+++ EXERCISE MATERIAL

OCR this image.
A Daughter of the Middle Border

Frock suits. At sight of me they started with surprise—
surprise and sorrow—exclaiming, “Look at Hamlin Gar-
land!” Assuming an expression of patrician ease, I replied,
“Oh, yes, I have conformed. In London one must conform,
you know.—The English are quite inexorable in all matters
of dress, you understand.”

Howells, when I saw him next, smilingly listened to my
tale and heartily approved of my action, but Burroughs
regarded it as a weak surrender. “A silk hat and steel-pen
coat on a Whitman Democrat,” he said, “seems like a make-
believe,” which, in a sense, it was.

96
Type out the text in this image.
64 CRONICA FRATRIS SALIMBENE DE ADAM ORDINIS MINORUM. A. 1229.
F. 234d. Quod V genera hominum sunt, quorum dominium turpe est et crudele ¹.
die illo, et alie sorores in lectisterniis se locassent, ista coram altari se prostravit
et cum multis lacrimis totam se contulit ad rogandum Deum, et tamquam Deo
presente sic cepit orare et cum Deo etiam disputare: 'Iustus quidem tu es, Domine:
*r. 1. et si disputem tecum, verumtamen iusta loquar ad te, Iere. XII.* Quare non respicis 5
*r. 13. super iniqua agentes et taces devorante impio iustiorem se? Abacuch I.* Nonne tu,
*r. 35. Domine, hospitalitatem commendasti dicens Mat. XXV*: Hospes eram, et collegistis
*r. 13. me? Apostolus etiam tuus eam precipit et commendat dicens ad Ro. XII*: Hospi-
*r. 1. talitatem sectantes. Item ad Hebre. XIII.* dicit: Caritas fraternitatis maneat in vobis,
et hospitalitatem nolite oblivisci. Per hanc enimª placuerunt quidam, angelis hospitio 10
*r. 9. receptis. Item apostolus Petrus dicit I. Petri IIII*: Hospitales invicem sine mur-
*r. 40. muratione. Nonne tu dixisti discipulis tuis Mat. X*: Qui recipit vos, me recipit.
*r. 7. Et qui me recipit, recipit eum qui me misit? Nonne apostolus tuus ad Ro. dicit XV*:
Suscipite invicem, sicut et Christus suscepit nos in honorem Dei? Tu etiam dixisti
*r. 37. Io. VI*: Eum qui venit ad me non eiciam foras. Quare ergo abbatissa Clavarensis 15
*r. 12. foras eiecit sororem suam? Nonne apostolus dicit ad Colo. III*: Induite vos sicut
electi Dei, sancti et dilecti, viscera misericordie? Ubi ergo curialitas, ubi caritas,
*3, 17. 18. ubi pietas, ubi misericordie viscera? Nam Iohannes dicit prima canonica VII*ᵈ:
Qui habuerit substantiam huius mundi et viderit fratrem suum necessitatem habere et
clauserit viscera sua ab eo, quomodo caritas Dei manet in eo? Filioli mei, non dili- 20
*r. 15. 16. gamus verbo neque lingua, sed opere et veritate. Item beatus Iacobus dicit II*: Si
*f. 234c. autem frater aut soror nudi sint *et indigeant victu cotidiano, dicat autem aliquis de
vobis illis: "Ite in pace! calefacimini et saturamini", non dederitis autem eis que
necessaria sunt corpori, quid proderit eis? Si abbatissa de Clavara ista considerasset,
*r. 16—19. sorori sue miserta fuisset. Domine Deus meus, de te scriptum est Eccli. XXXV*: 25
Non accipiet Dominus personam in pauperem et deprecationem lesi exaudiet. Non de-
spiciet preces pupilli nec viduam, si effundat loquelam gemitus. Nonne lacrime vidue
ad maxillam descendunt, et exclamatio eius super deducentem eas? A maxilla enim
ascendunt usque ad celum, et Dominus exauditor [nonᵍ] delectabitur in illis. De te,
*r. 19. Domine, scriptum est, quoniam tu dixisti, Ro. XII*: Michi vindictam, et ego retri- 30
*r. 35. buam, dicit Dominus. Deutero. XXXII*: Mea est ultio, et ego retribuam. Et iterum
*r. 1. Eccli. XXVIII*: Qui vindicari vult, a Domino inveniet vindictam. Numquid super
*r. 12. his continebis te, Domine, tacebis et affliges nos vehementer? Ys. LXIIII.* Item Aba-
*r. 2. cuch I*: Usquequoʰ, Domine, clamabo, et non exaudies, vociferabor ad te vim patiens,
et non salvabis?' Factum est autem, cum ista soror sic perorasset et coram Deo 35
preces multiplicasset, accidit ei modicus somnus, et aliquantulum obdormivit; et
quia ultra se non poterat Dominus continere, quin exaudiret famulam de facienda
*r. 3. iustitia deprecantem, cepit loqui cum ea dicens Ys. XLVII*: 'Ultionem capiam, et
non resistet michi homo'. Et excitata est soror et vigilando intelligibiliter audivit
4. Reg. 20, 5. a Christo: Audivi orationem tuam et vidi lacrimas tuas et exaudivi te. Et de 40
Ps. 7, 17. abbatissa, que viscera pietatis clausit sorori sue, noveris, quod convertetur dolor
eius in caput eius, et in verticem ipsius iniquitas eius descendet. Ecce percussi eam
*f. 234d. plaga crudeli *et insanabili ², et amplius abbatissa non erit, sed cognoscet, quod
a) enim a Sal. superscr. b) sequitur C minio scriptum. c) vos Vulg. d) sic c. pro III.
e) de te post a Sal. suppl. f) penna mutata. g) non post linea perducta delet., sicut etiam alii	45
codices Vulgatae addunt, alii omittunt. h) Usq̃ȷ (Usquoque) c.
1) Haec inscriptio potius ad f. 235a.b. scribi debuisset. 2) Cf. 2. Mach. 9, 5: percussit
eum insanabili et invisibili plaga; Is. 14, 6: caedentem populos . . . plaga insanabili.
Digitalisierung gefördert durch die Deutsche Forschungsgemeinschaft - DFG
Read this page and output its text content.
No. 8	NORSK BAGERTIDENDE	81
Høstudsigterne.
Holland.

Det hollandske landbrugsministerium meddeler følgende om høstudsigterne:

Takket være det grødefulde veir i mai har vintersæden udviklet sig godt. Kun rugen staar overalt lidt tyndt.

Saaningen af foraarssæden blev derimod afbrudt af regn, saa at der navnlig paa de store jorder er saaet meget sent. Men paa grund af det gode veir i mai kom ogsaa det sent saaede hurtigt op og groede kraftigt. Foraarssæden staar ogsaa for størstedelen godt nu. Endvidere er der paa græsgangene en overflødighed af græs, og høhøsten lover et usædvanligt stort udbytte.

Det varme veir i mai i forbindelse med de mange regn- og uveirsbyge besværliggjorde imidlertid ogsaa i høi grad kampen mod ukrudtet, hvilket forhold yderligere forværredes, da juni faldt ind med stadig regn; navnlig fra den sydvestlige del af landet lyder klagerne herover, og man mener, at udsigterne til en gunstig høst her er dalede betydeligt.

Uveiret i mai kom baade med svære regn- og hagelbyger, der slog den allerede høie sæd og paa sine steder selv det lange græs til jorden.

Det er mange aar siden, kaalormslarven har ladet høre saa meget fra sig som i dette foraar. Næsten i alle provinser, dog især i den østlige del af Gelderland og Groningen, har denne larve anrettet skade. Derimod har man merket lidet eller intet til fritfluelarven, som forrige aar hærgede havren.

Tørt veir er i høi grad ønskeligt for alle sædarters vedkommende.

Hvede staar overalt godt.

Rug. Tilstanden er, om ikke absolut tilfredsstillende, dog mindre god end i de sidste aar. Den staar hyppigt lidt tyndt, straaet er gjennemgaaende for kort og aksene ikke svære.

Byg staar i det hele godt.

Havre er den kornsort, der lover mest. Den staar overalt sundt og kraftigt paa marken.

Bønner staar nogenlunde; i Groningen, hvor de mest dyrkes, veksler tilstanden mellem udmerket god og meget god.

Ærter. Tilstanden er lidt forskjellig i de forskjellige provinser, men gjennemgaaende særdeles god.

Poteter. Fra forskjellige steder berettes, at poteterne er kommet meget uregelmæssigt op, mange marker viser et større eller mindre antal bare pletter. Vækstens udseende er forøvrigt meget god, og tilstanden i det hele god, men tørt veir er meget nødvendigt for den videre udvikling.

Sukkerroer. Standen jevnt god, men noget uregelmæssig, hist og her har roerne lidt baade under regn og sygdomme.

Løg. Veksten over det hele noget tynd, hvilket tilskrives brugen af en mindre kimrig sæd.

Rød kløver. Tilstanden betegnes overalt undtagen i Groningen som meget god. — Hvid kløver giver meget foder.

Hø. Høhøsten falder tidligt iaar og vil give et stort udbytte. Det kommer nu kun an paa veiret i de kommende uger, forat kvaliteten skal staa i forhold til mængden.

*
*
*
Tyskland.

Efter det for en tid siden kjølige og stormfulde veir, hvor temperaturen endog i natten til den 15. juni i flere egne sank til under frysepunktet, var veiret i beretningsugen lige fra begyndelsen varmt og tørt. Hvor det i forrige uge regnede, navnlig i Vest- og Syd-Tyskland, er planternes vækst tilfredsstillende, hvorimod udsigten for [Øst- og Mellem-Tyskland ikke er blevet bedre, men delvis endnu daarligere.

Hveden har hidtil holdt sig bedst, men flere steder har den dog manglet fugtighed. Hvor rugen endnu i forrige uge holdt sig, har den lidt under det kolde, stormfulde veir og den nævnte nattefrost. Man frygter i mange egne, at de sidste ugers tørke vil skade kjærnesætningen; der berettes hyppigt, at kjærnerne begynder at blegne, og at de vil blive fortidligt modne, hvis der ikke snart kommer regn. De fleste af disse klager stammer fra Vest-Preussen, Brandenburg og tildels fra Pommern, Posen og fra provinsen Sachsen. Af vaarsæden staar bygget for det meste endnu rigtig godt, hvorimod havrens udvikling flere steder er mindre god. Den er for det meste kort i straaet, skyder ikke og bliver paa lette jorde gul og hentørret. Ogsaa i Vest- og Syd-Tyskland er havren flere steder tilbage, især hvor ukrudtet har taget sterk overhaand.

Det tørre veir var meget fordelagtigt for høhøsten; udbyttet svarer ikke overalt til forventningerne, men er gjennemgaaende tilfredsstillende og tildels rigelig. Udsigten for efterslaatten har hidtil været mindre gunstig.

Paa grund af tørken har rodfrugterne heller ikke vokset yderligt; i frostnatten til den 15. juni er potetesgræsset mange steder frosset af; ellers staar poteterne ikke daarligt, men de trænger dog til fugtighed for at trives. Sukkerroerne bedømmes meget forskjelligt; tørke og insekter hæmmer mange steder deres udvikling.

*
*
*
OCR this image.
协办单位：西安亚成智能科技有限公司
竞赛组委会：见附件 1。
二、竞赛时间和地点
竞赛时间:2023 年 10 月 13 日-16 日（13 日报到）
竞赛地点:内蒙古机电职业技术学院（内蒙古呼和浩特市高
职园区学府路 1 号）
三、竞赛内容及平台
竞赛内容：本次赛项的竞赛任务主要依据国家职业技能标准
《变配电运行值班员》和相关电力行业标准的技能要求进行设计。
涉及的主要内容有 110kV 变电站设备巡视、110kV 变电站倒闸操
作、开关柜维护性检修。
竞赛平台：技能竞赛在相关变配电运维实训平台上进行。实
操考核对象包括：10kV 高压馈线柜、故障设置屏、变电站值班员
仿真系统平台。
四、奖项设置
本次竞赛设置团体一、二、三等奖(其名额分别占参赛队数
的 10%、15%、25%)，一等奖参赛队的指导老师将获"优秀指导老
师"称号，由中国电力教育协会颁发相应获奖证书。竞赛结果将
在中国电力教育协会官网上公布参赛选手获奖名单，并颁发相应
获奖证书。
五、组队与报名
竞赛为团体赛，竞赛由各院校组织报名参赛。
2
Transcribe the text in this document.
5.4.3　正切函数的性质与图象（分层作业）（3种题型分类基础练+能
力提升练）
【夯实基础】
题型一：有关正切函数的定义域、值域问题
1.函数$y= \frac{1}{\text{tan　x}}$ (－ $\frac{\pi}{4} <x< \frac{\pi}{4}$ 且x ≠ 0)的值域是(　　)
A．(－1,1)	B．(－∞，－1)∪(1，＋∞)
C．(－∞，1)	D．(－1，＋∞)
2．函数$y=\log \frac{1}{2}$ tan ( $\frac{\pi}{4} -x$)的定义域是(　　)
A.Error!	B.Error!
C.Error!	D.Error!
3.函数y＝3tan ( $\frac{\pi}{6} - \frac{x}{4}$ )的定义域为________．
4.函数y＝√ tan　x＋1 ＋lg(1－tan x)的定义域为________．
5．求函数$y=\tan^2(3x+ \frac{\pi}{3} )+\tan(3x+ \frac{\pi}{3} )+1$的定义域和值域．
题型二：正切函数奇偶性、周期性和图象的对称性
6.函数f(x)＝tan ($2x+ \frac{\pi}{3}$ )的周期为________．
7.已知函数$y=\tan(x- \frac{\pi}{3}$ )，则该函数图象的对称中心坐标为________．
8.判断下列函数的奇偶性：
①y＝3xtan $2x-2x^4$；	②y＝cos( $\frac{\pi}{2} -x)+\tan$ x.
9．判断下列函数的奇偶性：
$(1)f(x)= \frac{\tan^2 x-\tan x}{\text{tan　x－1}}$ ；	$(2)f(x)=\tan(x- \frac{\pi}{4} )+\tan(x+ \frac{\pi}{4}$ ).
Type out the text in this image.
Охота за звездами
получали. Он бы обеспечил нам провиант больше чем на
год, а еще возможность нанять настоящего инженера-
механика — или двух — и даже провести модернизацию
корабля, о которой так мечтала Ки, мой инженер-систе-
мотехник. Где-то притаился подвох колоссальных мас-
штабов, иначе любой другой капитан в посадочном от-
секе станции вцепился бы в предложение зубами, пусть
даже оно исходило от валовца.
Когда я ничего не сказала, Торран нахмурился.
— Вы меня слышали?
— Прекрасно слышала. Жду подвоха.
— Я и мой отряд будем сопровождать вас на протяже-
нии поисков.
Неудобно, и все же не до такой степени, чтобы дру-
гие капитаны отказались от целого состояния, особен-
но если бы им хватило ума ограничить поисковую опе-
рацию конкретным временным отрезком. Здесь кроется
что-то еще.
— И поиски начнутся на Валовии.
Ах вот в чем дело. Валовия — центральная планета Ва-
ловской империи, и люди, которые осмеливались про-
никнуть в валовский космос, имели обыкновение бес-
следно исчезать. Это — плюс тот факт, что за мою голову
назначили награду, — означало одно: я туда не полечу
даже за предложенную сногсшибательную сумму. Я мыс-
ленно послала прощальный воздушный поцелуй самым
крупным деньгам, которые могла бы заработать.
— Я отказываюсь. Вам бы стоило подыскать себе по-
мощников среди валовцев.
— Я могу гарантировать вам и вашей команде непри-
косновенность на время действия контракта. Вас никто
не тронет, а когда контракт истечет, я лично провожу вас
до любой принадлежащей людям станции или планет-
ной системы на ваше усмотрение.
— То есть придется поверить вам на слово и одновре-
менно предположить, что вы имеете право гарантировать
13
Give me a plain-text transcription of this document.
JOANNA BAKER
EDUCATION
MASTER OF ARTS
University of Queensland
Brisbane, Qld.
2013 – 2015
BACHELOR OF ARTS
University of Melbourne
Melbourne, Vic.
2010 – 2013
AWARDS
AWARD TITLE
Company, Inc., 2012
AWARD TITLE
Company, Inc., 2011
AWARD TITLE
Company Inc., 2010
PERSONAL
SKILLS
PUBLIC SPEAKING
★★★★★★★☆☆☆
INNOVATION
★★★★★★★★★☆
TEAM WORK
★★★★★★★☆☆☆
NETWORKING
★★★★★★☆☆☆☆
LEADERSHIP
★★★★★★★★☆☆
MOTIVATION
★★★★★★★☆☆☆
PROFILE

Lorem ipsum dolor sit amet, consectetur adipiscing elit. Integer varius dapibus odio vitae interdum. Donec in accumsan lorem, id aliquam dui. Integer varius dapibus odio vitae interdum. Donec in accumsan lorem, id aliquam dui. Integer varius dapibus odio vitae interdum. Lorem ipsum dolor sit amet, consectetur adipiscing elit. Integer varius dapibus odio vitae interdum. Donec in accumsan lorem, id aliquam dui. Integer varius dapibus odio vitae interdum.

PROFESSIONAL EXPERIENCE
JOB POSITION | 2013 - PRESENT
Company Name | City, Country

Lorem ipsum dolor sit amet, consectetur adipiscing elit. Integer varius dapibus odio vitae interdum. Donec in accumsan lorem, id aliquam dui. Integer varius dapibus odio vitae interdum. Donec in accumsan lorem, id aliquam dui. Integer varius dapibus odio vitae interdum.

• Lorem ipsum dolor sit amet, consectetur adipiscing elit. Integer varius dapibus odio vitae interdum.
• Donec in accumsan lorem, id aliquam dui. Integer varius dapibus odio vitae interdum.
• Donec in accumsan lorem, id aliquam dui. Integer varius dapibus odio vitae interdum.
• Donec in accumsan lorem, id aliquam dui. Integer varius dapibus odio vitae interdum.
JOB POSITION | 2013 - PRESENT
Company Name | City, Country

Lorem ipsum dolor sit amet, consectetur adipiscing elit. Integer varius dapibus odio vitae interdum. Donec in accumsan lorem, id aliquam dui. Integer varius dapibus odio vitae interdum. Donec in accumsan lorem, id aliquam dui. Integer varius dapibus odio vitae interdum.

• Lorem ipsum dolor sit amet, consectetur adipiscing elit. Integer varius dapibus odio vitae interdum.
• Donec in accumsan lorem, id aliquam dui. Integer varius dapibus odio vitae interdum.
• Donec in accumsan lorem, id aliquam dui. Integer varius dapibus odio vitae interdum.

++++++

[REQUIREMENTS]
Gather each line holding the string "juni".

[ANSWER TO THIS EXERCISE]
Det varme veir i mai i forbindelse med de mange regn- og uveirsbyge besværliggjorde imidlertid ogsaa i høi grad kampen mod ukrudtet, hvilket forhold yderligere forværredes, da juni faldt ind med stadig regn; navnlig fra den sydvestlige del af landet lyder klagerne herover, og man mener, at udsigterne til en gunstig høst her er dalede betydeligt.
Efter det for en tid siden kjølige og stormfulde veir, hvor temperaturen endog i natten til den 15. juni i flere egne sank til under frysepunktet, var veiret i beretningsugen lige fra begyndelsen varmt og tørt. Hvor det i forrige uge regnede, navnlig i Vest- og Syd-Tyskland, er planternes vækst tilfredsstillende, hvorimod udsigten for [Øst- og Mellem-Tyskland ikke er blevet bedre, men delvis endnu daarligere.
Paa grund af tørken har rodfrugterne heller ikke vokset yderligt; i frostnatten til den 15. juni er potetesgræsset mange steder frosset af; ellers staar poteterne ikke daarligt, men de trænger dog til fugtighed for at trives. Sukkerroerne bedømmes meget forskjelligt; tørke og insekter hæmmer mange steder deres udvikling.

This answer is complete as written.